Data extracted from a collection
......

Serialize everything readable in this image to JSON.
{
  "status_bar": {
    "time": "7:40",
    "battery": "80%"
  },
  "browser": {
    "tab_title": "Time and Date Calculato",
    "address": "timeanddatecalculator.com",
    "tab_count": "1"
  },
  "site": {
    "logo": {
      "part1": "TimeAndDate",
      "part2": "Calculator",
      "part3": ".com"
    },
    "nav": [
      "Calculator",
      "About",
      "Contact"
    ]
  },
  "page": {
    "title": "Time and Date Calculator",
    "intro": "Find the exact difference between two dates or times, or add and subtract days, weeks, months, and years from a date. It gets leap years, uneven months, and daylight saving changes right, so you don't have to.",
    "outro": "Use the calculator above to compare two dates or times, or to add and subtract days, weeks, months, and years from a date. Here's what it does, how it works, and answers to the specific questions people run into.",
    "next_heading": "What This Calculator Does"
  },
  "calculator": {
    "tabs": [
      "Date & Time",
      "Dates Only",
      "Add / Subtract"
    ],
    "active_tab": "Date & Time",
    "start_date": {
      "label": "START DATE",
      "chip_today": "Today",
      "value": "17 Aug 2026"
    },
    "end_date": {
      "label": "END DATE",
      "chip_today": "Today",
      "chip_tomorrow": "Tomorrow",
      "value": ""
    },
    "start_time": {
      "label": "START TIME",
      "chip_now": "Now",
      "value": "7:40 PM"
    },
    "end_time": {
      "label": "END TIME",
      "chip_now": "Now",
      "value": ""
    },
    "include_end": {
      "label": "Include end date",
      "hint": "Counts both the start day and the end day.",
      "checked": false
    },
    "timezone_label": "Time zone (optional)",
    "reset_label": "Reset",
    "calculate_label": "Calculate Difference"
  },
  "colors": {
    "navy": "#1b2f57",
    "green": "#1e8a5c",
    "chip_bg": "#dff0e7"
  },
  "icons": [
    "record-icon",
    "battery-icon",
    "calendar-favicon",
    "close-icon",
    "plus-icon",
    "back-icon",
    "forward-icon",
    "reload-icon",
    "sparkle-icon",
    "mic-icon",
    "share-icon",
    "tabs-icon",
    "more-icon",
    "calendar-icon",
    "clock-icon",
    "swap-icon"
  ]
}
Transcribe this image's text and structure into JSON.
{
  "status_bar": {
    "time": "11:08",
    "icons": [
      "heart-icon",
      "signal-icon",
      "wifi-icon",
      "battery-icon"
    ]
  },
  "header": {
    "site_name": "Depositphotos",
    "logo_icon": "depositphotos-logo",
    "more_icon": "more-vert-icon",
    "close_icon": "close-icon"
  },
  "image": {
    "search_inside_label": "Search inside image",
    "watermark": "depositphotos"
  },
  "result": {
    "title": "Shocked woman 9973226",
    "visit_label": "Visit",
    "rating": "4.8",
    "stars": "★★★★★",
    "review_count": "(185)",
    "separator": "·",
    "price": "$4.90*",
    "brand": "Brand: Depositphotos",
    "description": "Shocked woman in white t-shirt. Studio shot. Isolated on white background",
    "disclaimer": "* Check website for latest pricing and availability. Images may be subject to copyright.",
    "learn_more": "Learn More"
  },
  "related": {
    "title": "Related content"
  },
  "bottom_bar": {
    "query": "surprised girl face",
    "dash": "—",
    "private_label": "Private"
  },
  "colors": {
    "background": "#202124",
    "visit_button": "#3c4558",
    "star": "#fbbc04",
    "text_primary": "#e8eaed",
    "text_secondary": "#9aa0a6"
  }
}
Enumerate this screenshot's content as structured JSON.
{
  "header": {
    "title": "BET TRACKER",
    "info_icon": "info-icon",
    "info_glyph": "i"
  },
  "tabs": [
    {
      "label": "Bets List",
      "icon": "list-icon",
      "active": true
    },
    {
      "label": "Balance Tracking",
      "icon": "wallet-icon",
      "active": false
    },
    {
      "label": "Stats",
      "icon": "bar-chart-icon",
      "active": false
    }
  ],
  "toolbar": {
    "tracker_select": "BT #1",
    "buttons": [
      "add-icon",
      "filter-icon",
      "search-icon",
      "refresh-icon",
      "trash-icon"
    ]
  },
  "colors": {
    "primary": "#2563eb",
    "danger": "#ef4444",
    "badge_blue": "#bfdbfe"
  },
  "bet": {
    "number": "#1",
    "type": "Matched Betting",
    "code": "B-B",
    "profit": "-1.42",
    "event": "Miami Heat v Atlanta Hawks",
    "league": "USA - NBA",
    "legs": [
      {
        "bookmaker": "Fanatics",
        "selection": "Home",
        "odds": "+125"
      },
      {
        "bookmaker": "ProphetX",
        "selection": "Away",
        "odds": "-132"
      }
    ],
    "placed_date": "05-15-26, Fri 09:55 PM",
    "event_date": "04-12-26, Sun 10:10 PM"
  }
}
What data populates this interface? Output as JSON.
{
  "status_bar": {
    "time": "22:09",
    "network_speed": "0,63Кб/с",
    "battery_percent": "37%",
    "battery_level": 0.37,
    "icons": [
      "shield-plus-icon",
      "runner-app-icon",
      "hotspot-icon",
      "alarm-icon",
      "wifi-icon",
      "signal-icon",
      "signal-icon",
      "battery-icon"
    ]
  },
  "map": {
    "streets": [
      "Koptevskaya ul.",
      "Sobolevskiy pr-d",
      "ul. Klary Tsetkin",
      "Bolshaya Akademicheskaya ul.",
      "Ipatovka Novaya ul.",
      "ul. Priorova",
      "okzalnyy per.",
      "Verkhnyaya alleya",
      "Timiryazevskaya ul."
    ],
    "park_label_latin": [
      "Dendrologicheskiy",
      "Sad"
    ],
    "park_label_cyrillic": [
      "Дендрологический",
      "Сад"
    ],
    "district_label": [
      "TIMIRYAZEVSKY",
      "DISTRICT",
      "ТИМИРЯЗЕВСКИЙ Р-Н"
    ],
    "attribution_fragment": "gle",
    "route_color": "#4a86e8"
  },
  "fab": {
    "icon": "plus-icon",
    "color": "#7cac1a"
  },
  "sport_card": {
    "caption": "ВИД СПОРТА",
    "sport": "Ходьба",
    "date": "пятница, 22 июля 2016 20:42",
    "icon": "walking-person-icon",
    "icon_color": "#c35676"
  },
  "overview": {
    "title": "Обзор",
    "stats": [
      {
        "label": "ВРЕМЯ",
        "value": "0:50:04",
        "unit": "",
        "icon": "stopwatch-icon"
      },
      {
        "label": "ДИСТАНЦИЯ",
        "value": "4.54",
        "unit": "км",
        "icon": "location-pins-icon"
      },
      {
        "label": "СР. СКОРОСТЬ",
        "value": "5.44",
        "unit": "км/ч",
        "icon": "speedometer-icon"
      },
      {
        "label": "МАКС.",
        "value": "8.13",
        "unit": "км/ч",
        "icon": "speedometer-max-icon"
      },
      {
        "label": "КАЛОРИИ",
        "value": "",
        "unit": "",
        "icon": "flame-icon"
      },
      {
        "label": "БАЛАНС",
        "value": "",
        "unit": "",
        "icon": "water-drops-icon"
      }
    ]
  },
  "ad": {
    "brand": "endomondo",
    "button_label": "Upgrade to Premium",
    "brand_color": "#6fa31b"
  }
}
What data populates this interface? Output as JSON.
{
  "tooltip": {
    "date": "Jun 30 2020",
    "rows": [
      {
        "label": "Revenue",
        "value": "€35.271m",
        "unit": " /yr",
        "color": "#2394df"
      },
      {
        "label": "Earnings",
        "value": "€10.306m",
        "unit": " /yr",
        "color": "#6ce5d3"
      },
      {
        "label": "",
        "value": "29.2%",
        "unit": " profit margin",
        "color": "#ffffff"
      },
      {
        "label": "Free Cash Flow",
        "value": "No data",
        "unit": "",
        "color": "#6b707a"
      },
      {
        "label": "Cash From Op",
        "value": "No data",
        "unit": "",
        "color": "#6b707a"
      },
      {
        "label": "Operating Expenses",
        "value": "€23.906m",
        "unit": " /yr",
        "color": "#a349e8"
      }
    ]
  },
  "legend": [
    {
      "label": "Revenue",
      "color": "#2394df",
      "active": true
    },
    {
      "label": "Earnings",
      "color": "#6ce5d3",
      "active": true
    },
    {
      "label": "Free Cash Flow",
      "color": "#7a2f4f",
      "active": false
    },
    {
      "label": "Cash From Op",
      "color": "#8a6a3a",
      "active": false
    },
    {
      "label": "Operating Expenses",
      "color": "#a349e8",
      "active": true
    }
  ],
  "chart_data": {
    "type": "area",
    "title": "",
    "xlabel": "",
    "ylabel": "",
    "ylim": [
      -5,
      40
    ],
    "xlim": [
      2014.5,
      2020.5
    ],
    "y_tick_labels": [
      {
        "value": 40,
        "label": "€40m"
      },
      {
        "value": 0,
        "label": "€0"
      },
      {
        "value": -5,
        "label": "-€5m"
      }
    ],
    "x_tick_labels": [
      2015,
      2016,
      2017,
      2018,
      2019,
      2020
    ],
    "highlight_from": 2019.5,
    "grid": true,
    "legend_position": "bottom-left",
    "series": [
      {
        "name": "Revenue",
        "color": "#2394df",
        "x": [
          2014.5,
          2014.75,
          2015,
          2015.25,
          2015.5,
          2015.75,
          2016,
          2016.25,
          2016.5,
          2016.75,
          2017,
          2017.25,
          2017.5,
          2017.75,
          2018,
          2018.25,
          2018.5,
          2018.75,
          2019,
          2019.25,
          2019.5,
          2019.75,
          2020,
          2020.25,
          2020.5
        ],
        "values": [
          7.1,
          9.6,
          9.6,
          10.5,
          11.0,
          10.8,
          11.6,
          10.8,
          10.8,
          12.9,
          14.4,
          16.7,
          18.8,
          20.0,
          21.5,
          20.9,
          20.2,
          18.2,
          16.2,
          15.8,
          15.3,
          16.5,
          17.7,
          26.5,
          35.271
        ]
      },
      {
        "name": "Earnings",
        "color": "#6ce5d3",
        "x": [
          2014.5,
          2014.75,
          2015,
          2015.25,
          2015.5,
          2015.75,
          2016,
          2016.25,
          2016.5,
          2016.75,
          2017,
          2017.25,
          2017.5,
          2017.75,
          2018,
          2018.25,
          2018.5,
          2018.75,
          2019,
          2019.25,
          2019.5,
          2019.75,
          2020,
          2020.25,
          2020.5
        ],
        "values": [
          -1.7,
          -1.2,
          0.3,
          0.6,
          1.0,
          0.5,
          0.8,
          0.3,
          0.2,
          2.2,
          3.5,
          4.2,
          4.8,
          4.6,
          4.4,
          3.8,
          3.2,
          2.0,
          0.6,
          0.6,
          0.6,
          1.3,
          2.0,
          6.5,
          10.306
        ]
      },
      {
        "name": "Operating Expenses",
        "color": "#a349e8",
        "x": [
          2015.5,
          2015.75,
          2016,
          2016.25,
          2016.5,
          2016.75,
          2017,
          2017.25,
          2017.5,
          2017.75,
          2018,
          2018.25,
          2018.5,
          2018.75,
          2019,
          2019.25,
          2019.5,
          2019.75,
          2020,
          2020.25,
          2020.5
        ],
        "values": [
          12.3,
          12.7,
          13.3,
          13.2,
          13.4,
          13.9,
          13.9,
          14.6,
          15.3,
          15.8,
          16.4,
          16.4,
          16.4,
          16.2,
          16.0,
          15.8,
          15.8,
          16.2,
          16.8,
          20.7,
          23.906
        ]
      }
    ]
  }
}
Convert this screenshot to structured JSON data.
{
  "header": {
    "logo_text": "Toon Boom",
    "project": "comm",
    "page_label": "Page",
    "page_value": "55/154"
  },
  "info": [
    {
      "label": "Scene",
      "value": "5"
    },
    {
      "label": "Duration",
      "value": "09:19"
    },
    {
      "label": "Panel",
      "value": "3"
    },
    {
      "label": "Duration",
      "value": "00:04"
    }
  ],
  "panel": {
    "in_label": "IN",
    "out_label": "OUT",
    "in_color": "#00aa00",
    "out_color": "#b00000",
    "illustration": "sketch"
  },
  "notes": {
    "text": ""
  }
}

......

Task objective:
The lines to reproduce run from the one that contains "Convert this screenshot" through the last line above; copy them exactly.

Output:
Convert this screenshot to structured JSON data.
{
  "header": {
    "logo_text": "Toon Boom",
    "project": "comm",
    "page_label": "Page",
    "page_value": "55/154"
  },
  "info": [
    {
      "label": "Scene",
      "value": "5"
    },
    {
      "label": "Duration",
      "value": "09:19"
    },
    {
      "label": "Panel",
      "value": "3"
    },
    {
      "label": "Duration",
      "value": "00:04"
    }
  ],
  "panel": {
    "in_label": "IN",
    "out_label": "OUT",
    "in_color": "#00aa00",
    "out_color": "#b00000",
    "illustration": "sketch"
  },
  "notes": {
    "text": ""
  }
}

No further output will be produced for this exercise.